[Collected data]
————
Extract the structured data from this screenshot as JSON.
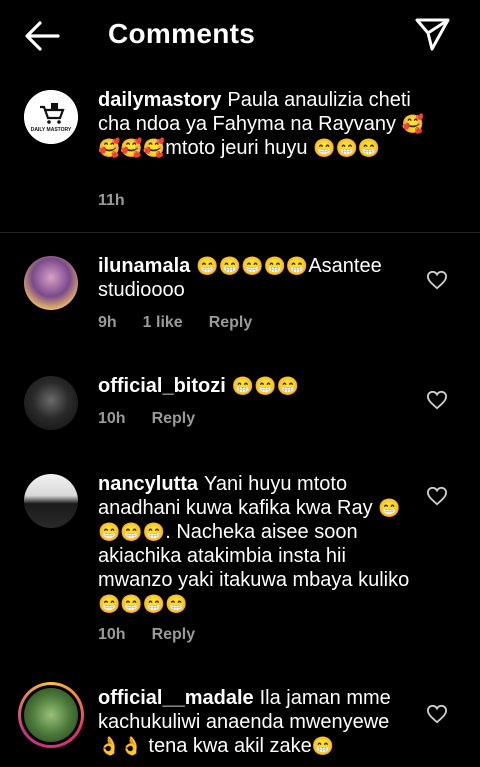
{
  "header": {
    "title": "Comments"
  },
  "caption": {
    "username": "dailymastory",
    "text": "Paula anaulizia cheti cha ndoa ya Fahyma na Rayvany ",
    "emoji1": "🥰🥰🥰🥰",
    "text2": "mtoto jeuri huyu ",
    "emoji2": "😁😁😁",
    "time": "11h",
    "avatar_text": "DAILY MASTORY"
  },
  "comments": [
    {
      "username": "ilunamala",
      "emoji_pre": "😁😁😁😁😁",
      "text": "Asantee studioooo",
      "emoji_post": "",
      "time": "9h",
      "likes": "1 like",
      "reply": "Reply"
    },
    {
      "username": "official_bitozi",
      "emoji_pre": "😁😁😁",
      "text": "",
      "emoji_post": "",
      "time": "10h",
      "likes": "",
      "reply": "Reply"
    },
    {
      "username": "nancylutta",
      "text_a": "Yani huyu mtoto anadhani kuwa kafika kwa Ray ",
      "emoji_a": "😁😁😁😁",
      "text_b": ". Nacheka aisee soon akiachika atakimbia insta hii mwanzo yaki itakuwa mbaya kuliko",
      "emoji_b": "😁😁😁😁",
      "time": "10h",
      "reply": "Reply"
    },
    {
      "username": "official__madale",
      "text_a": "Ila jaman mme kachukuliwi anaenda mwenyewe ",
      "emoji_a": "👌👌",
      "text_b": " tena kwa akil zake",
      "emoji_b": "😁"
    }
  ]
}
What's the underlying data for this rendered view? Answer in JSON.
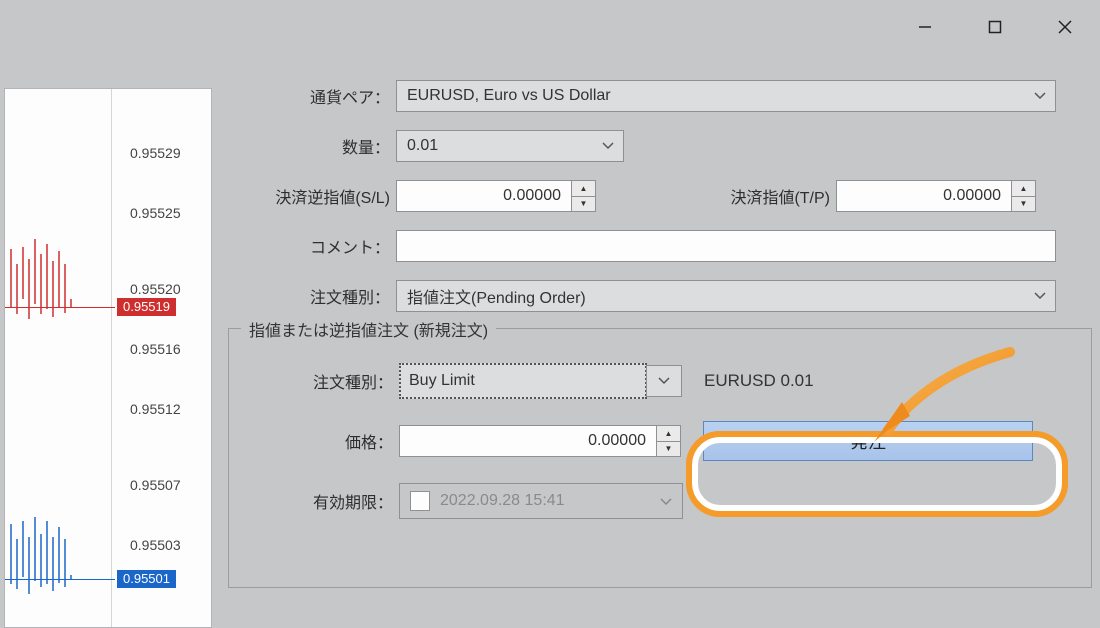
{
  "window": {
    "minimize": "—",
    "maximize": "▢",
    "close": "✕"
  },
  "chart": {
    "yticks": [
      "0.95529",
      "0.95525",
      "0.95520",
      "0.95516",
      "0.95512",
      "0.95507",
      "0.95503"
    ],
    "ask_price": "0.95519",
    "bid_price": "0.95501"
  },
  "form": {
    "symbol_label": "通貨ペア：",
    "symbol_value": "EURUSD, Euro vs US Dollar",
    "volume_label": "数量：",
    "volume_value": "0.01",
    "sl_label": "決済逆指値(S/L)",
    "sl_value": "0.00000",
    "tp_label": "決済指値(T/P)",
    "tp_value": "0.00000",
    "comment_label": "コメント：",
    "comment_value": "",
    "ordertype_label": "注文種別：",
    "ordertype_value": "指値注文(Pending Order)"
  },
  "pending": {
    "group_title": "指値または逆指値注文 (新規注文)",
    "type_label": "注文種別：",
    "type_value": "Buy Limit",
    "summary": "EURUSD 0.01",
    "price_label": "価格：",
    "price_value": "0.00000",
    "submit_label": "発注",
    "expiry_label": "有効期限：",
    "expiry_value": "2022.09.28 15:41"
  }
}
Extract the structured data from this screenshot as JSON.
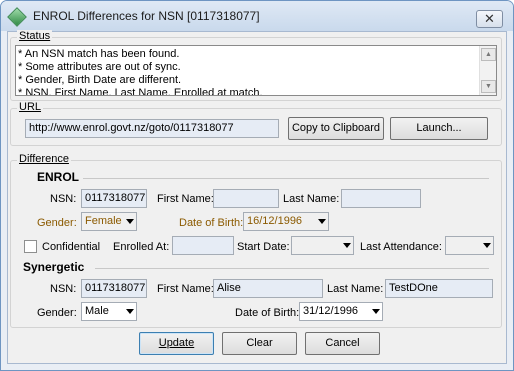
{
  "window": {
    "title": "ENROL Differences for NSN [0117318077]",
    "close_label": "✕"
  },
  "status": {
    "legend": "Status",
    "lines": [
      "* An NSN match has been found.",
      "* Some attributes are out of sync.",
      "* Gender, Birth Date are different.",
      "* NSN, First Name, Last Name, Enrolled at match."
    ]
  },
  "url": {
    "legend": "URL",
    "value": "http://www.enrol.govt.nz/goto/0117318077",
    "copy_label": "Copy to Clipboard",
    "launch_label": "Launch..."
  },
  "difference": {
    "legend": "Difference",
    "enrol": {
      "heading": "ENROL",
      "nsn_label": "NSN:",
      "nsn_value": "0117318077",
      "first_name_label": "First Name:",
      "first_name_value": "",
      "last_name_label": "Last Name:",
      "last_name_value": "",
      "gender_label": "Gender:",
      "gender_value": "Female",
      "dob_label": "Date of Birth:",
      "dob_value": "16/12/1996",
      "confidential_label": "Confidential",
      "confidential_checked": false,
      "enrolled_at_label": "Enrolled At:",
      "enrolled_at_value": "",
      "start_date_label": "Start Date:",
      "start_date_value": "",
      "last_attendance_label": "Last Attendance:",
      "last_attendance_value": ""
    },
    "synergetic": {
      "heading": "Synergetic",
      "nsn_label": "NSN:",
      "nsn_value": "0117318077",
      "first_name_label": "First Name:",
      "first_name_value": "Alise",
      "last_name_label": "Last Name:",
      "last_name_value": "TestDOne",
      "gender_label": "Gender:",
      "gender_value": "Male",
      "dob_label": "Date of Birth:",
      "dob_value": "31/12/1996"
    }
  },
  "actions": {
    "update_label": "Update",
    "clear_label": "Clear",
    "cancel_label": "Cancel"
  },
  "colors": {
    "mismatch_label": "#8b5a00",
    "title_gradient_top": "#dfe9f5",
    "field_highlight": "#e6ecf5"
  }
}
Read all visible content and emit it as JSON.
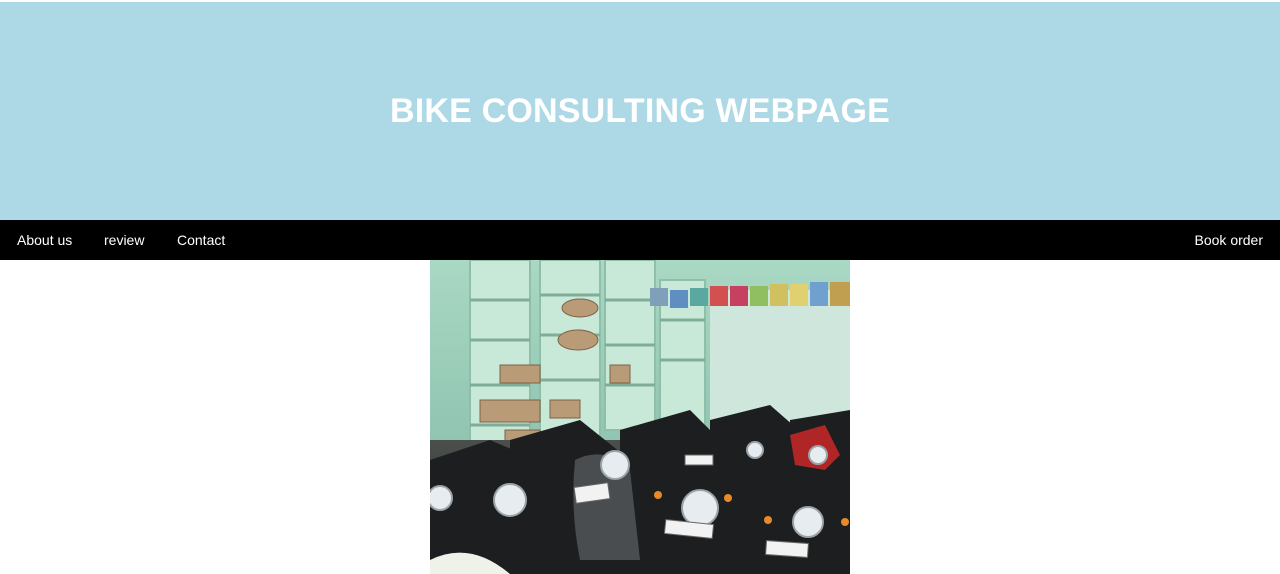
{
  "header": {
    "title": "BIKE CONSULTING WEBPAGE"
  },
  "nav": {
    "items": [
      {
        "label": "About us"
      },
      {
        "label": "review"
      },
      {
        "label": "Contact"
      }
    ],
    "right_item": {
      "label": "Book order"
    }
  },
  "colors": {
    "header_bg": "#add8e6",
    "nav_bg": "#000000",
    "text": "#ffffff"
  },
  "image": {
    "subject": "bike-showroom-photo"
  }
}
————
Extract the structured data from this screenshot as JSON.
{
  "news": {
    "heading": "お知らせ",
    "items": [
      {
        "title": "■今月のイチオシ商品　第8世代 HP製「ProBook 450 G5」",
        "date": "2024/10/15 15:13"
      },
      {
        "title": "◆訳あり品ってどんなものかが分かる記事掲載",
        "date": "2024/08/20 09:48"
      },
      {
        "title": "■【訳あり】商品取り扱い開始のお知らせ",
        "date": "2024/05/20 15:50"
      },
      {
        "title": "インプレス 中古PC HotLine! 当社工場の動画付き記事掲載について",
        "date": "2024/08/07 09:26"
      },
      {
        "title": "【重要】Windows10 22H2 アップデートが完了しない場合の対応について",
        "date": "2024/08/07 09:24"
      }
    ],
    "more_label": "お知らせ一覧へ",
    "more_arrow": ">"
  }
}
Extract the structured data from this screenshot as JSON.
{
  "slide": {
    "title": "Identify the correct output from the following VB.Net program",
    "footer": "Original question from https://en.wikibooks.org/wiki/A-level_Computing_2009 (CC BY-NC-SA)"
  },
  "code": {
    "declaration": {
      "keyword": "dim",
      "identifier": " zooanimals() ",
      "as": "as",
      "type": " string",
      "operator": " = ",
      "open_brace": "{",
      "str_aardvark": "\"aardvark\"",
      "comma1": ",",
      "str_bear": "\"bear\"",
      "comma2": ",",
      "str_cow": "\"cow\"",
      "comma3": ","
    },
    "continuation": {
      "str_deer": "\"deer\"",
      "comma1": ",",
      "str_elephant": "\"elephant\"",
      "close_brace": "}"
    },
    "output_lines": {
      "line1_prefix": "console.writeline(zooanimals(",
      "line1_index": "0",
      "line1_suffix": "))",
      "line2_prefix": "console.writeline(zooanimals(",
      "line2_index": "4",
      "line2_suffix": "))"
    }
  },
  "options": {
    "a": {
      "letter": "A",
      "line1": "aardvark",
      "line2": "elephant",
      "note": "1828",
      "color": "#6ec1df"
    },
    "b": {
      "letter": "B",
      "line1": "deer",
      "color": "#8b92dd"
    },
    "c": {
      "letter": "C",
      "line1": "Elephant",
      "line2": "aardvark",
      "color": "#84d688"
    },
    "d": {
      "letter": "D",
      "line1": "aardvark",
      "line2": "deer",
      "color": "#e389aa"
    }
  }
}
————
# THE EXERCISE
Of the lines in the material, how many hold the word "EURUSD"? Reply with the number only.

# WORKED SOLUTION
2